[Dataset items]
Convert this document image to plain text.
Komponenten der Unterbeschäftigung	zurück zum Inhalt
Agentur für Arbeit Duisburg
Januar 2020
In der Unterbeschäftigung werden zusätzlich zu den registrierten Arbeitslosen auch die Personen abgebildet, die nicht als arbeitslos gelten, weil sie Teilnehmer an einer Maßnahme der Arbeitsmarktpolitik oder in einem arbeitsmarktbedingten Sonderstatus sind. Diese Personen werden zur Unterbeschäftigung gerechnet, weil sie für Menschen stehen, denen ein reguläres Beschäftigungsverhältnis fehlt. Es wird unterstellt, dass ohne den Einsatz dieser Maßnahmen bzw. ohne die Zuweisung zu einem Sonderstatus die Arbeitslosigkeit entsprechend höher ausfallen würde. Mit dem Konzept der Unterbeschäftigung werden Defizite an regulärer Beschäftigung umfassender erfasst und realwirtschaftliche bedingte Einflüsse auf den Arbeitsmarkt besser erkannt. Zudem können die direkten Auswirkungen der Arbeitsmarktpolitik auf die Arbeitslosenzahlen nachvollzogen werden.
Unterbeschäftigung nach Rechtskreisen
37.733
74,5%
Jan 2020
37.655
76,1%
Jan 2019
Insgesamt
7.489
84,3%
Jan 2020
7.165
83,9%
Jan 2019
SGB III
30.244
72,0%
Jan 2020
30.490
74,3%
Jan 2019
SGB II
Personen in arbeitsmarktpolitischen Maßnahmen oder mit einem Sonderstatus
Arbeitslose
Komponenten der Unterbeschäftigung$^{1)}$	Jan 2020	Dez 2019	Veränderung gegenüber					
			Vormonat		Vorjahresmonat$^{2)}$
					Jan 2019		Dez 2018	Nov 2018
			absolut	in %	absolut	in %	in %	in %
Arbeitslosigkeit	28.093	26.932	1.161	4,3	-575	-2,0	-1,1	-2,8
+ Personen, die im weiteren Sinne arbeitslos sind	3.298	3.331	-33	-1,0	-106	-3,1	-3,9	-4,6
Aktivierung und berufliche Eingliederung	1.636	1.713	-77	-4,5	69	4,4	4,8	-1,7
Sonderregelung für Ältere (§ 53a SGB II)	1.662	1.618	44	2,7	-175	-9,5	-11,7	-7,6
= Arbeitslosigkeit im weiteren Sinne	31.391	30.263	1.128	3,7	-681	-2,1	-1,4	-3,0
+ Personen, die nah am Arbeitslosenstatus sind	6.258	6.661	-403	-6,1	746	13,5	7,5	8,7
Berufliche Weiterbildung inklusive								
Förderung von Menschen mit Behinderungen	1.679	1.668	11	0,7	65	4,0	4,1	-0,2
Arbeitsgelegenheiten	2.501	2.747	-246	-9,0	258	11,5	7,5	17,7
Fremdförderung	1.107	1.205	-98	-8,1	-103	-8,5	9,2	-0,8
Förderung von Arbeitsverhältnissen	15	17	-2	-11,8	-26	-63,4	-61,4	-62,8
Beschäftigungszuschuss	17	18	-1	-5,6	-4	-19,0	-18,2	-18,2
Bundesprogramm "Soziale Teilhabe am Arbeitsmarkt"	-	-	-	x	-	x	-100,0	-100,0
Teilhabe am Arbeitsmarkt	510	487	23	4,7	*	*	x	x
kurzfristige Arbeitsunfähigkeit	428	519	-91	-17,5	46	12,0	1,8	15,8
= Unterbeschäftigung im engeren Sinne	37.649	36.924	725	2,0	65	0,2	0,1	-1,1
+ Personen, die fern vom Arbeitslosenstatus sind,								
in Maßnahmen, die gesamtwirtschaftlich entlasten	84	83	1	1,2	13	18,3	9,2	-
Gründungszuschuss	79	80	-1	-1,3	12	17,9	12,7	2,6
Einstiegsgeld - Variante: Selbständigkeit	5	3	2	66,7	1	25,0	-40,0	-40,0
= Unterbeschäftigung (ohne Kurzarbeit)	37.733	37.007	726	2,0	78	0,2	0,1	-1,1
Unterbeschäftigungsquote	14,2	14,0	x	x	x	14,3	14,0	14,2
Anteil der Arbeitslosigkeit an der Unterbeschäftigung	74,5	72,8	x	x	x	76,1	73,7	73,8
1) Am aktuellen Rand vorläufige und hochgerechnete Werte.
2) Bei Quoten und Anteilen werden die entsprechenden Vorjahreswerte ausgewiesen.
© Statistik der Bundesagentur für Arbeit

▶ _Work to complete_:
Copy out every line of the data above, exactly as given.

▶ _Task solution_:
Convert this document image to plain text.
Komponenten der Unterbeschäftigung	zurück zum Inhalt
Agentur für Arbeit Duisburg
Januar 2020
In der Unterbeschäftigung werden zusätzlich zu den registrierten Arbeitslosen auch die Personen abgebildet, die nicht als arbeitslos gelten, weil sie Teilnehmer an einer Maßnahme der Arbeitsmarktpolitik oder in einem arbeitsmarktbedingten Sonderstatus sind. Diese Personen werden zur Unterbeschäftigung gerechnet, weil sie für Menschen stehen, denen ein reguläres Beschäftigungsverhältnis fehlt. Es wird unterstellt, dass ohne den Einsatz dieser Maßnahmen bzw. ohne die Zuweisung zu einem Sonderstatus die Arbeitslosigkeit entsprechend höher ausfallen würde. Mit dem Konzept der Unterbeschäftigung werden Defizite an regulärer Beschäftigung umfassender erfasst und realwirtschaftliche bedingte Einflüsse auf den Arbeitsmarkt besser erkannt. Zudem können die direkten Auswirkungen der Arbeitsmarktpolitik auf die Arbeitslosenzahlen nachvollzogen werden.
Unterbeschäftigung nach Rechtskreisen
37.733
74,5%
Jan 2020
37.655
76,1%
Jan 2019
Insgesamt
7.489
84,3%
Jan 2020
7.165
83,9%
Jan 2019
SGB III
30.244
72,0%
Jan 2020
30.490
74,3%
Jan 2019
SGB II
Personen in arbeitsmarktpolitischen Maßnahmen oder mit einem Sonderstatus
Arbeitslose
Komponenten der Unterbeschäftigung$^{1)}$	Jan 2020	Dez 2019	Veränderung gegenüber					
			Vormonat		Vorjahresmonat$^{2)}$
					Jan 2019		Dez 2018	Nov 2018
			absolut	in %	absolut	in %	in %	in %
Arbeitslosigkeit	28.093	26.932	1.161	4,3	-575	-2,0	-1,1	-2,8
+ Personen, die im weiteren Sinne arbeitslos sind	3.298	3.331	-33	-1,0	-106	-3,1	-3,9	-4,6
Aktivierung und berufliche Eingliederung	1.636	1.713	-77	-4,5	69	4,4	4,8	-1,7
Sonderregelung für Ältere (§ 53a SGB II)	1.662	1.618	44	2,7	-175	-9,5	-11,7	-7,6
= Arbeitslosigkeit im weiteren Sinne	31.391	30.263	1.128	3,7	-681	-2,1	-1,4	-3,0
+ Personen, die nah am Arbeitslosenstatus sind	6.258	6.661	-403	-6,1	746	13,5	7,5	8,7
Berufliche Weiterbildung inklusive								
Förderung von Menschen mit Behinderungen	1.679	1.668	11	0,7	65	4,0	4,1	-0,2
Arbeitsgelegenheiten	2.501	2.747	-246	-9,0	258	11,5	7,5	17,7
Fremdförderung	1.107	1.205	-98	-8,1	-103	-8,5	9,2	-0,8
Förderung von Arbeitsverhältnissen	15	17	-2	-11,8	-26	-63,4	-61,4	-62,8
Beschäftigungszuschuss	17	18	-1	-5,6	-4	-19,0	-18,2	-18,2
Bundesprogramm "Soziale Teilhabe am Arbeitsmarkt"	-	-	-	x	-	x	-100,0	-100,0
Teilhabe am Arbeitsmarkt	510	487	23	4,7	*	*	x	x
kurzfristige Arbeitsunfähigkeit	428	519	-91	-17,5	46	12,0	1,8	15,8
= Unterbeschäftigung im engeren Sinne	37.649	36.924	725	2,0	65	0,2	0,1	-1,1
+ Personen, die fern vom Arbeitslosenstatus sind,								
in Maßnahmen, die gesamtwirtschaftlich entlasten	84	83	1	1,2	13	18,3	9,2	-
Gründungszuschuss	79	80	-1	-1,3	12	17,9	12,7	2,6
Einstiegsgeld - Variante: Selbständigkeit	5	3	2	66,7	1	25,0	-40,0	-40,0
= Unterbeschäftigung (ohne Kurzarbeit)	37.733	37.007	726	2,0	78	0,2	0,1	-1,1
Unterbeschäftigungsquote	14,2	14,0	x	x	x	14,3	14,0	14,2
Anteil der Arbeitslosigkeit an der Unterbeschäftigung	74,5	72,8	x	x	x	76,1	73,7	73,8
1) Am aktuellen Rand vorläufige und hochgerechnete Werte.
2) Bei Quoten und Anteilen werden die entsprechenden Vorjahreswerte ausgewiesen.
© Statistik der Bundesagentur für Arbeit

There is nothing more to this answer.